# PROBLEM STATEMENT:
Copy every entry exactly.

### PROVIDED RECORDS ###

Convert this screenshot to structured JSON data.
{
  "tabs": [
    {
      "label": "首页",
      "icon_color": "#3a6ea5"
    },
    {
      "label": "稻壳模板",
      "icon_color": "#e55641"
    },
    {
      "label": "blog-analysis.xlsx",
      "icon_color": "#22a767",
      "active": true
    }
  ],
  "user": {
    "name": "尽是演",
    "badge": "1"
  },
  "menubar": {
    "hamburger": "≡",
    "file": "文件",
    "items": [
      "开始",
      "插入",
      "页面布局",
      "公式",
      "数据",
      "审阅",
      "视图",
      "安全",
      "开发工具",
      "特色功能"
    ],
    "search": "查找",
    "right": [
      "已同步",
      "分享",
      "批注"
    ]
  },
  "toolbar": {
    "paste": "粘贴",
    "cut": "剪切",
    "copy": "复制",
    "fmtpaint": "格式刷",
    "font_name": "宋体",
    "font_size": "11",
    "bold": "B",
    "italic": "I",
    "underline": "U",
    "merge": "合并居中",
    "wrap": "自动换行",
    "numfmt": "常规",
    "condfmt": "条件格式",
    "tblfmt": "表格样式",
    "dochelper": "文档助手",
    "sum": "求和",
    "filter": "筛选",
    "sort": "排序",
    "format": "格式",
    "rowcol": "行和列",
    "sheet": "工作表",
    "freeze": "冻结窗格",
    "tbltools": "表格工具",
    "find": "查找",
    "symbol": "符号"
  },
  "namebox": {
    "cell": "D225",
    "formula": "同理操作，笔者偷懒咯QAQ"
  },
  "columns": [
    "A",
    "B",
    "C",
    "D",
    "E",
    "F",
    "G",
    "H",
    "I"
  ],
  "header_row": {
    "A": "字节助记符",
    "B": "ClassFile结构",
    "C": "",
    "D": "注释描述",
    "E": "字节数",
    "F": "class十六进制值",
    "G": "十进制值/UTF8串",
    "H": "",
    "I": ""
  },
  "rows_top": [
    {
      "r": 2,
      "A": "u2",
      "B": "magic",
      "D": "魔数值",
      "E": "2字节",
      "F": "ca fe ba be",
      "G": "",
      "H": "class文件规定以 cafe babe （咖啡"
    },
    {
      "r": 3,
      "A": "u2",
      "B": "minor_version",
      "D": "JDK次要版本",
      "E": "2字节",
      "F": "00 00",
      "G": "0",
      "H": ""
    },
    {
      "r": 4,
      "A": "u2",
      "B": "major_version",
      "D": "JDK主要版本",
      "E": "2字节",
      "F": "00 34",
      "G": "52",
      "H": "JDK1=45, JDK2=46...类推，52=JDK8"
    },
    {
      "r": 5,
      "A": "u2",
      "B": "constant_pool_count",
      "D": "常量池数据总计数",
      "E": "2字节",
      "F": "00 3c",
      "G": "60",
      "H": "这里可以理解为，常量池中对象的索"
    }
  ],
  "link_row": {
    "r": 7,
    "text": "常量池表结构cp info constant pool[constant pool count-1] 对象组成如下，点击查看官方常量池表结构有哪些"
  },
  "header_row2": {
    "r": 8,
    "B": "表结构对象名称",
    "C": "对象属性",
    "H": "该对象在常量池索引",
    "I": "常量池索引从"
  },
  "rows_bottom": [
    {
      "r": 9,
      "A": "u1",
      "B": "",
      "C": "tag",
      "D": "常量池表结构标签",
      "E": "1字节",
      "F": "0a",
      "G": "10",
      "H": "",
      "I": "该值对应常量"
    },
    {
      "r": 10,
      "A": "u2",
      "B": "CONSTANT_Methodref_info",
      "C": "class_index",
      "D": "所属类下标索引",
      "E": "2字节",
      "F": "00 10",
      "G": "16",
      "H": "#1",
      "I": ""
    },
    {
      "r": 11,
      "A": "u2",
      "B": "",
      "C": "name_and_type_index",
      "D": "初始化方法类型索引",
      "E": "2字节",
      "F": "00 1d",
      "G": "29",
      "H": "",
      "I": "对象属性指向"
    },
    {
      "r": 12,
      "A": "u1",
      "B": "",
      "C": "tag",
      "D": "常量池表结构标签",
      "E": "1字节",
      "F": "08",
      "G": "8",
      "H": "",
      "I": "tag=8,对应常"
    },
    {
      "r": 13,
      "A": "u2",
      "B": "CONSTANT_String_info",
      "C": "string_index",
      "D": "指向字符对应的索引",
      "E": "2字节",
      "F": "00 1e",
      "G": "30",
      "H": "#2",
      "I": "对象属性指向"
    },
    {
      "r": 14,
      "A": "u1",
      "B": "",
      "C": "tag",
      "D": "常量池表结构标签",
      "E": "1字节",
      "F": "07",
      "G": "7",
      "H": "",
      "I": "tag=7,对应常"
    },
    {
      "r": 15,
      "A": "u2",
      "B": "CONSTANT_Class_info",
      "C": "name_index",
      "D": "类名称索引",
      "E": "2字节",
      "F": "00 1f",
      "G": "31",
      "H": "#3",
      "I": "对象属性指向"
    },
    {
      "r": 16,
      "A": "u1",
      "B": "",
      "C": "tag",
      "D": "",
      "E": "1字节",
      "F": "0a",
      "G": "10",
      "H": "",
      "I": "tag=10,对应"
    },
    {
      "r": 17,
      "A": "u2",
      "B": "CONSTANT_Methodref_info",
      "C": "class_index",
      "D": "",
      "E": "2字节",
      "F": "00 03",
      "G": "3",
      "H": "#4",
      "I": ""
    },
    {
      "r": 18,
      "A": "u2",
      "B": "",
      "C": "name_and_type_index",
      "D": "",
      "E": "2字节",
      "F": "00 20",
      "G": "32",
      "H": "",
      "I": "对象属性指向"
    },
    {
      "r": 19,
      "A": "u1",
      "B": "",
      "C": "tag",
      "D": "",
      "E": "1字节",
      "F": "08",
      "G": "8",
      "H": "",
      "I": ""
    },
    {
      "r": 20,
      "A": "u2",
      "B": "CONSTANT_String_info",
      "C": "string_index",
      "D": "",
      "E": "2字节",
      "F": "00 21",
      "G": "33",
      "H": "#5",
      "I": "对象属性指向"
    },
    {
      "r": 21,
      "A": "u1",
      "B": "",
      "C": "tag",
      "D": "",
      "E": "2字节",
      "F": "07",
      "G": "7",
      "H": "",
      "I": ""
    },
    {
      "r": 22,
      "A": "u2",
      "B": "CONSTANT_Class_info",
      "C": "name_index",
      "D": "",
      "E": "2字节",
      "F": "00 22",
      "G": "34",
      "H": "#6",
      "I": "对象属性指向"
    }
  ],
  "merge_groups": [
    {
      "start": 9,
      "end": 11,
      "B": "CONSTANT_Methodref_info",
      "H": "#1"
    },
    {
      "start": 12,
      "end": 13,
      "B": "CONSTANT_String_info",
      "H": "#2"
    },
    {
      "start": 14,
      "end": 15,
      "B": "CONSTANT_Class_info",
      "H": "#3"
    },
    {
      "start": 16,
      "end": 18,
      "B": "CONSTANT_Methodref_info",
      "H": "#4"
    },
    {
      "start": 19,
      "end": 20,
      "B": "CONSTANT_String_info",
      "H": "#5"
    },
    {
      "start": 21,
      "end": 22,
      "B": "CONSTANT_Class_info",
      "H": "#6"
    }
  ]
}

###

# REPLY:
Convert this screenshot to structured JSON data.
{
  "tabs": [
    {
      "label": "首页",
      "icon_color": "#3a6ea5"
    },
    {
      "label": "稻壳模板",
      "icon_color": "#e55641"
    },
    {
      "label": "blog-analysis.xlsx",
      "icon_color": "#22a767",
      "active": true
    }
  ],
  "user": {
    "name": "尽是演",
    "badge": "1"
  },
  "menubar": {
    "hamburger": "≡",
    "file": "文件",
    "items": [
      "开始",
      "插入",
      "页面布局",
      "公式",
      "数据",
      "审阅",
      "视图",
      "安全",
      "开发工具",
      "特色功能"
    ],
    "search": "查找",
    "right": [
      "已同步",
      "分享",
      "批注"
    ]
  },
  "toolbar": {
    "paste": "粘贴",
    "cut": "剪切",
    "copy": "复制",
    "fmtpaint": "格式刷",
    "font_name": "宋体",
    "font_size": "11",
    "bold": "B",
    "italic": "I",
    "underline": "U",
    "merge": "合并居中",
    "wrap": "自动换行",
    "numfmt": "常规",
    "condfmt": "条件格式",
    "tblfmt": "表格样式",
    "dochelper": "文档助手",
    "sum": "求和",
    "filter": "筛选",
    "sort": "排序",
    "format": "格式",
    "rowcol": "行和列",
    "sheet": "工作表",
    "freeze": "冻结窗格",
    "tbltools": "表格工具",
    "find": "查找",
    "symbol": "符号"
  },
  "namebox": {
    "cell": "D225",
    "formula": "同理操作，笔者偷懒咯QAQ"
  },
  "columns": [
    "A",
    "B",
    "C",
    "D",
    "E",
    "F",
    "G",
    "H",
    "I"
  ],
  "header_row": {
    "A": "字节助记符",
    "B": "ClassFile结构",
    "C": "",
    "D": "注释描述",
    "E": "字节数",
    "F": "class十六进制值",
    "G": "十进制值/UTF8串",
    "H": "",
    "I": ""
  },
  "rows_top": [
    {
      "r": 2,
      "A": "u2",
      "B": "magic",
      "D": "魔数值",
      "E": "2字节",
      "F": "ca fe ba be",
      "G": "",
      "H": "class文件规定以 cafe babe （咖啡"
    },
    {
      "r": 3,
      "A": "u2",
      "B": "minor_version",
      "D": "JDK次要版本",
      "E": "2字节",
      "F": "00 00",
      "G": "0",
      "H": ""
    },
    {
      "r": 4,
      "A": "u2",
      "B": "major_version",
      "D": "JDK主要版本",
      "E": "2字节",
      "F": "00 34",
      "G": "52",
      "H": "JDK1=45, JDK2=46...类推，52=JDK8"
    },
    {
      "r": 5,
      "A": "u2",
      "B": "constant_pool_count",
      "D": "常量池数据总计数",
      "E": "2字节",
      "F": "00 3c",
      "G": "60",
      "H": "这里可以理解为，常量池中对象的索"
    }
  ],
  "link_row": {
    "r": 7,
    "text": "常量池表结构cp info constant pool[constant pool count-1] 对象组成如下，点击查看官方常量池表结构有哪些"
  },
  "header_row2": {
    "r": 8,
    "B": "表结构对象名称",
    "C": "对象属性",
    "H": "该对象在常量池索引",
    "I": "常量池索引从"
  },
  "rows_bottom": [
    {
      "r": 9,
      "A": "u1",
      "B": "",
      "C": "tag",
      "D": "常量池表结构标签",
      "E": "1字节",
      "F": "0a",
      "G": "10",
      "H": "",
      "I": "该值对应常量"
    },
    {
      "r": 10,
      "A": "u2",
      "B": "CONSTANT_Methodref_info",
      "C": "class_index",
      "D": "所属类下标索引",
      "E": "2字节",
      "F": "00 10",
      "G": "16",
      "H": "#1",
      "I": ""
    },
    {
      "r": 11,
      "A": "u2",
      "B": "",
      "C": "name_and_type_index",
      "D": "初始化方法类型索引",
      "E": "2字节",
      "F": "00 1d",
      "G": "29",
      "H": "",
      "I": "对象属性指向"
    },
    {
      "r": 12,
      "A": "u1",
      "B": "",
      "C": "tag",
      "D": "常量池表结构标签",
      "E": "1字节",
      "F": "08",
      "G": "8",
      "H": "",
      "I": "tag=8,对应常"
    },
    {
      "r": 13,
      "A": "u2",
      "B": "CONSTANT_String_info",
      "C": "string_index",
      "D": "指向字符对应的索引",
      "E": "2字节",
      "F": "00 1e",
      "G": "30",
      "H": "#2",
      "I": "对象属性指向"
    },
    {
      "r": 14,
      "A": "u1",
      "B": "",
      "C": "tag",
      "D": "常量池表结构标签",
      "E": "1字节",
      "F": "07",
      "G": "7",
      "H": "",
      "I": "tag=7,对应常"
    },
    {
      "r": 15,
      "A": "u2",
      "B": "CONSTANT_Class_info",
      "C": "name_index",
      "D": "类名称索引",
      "E": "2字节",
      "F": "00 1f",
      "G": "31",
      "H": "#3",
      "I": "对象属性指向"
    },
    {
      "r": 16,
      "A": "u1",
      "B": "",
      "C": "tag",
      "D": "",
      "E": "1字节",
      "F": "0a",
      "G": "10",
      "H": "",
      "I": "tag=10,对应"
    },
    {
      "r": 17,
      "A": "u2",
      "B": "CONSTANT_Methodref_info",
      "C": "class_index",
      "D": "",
      "E": "2字节",
      "F": "00 03",
      "G": "3",
      "H": "#4",
      "I": ""
    },
    {
      "r": 18,
      "A": "u2",
      "B": "",
      "C": "name_and_type_index",
      "D": "",
      "E": "2字节",
      "F": "00 20",
      "G": "32",
      "H": "",
      "I": "对象属性指向"
    },
    {
      "r": 19,
      "A": "u1",
      "B": "",
      "C": "tag",
      "D": "",
      "E": "1字节",
      "F": "08",
      "G": "8",
      "H": "",
      "I": ""
    },
    {
      "r": 20,
      "A": "u2",
      "B": "CONSTANT_String_info",
      "C": "string_index",
      "D": "",
      "E": "2字节",
      "F": "00 21",
      "G": "33",
      "H": "#5",
      "I": "对象属性指向"
    },
    {
      "r": 21,
      "A": "u1",
      "B": "",
      "C": "tag",
      "D": "",
      "E": "2字节",
      "F": "07",
      "G": "7",
      "H": "",
      "I": ""
    },
    {
      "r": 22,
      "A": "u2",
      "B": "CONSTANT_Class_info",
      "C": "name_index",
      "D": "",
      "E": "2字节",
      "F": "00 22",
      "G": "34",
      "H": "#6",
      "I": "对象属性指向"
    }
  ],
  "merge_groups": [
    {
      "start": 9,
      "end": 11,
      "B": "CONSTANT_Methodref_info",
      "H": "#1"
    },
    {
      "start": 12,
      "end": 13,
      "B": "CONSTANT_String_info",
      "H": "#2"
    },
    {
      "start": 14,
      "end": 15,
      "B": "CONSTANT_Class_info",
      "H": "#3"
    },
    {
      "start": 16,
      "end": 18,
      "B": "CONSTANT_Methodref_info",
      "H": "#4"
    },
    {
      "start": 19,
      "end": 20,
      "B": "CONSTANT_String_info",
      "H": "#5"
    },
    {
      "start": 21,
      "end": 22,
      "B": "CONSTANT_Class_info",
      "H": "#6"
    }
  ]
}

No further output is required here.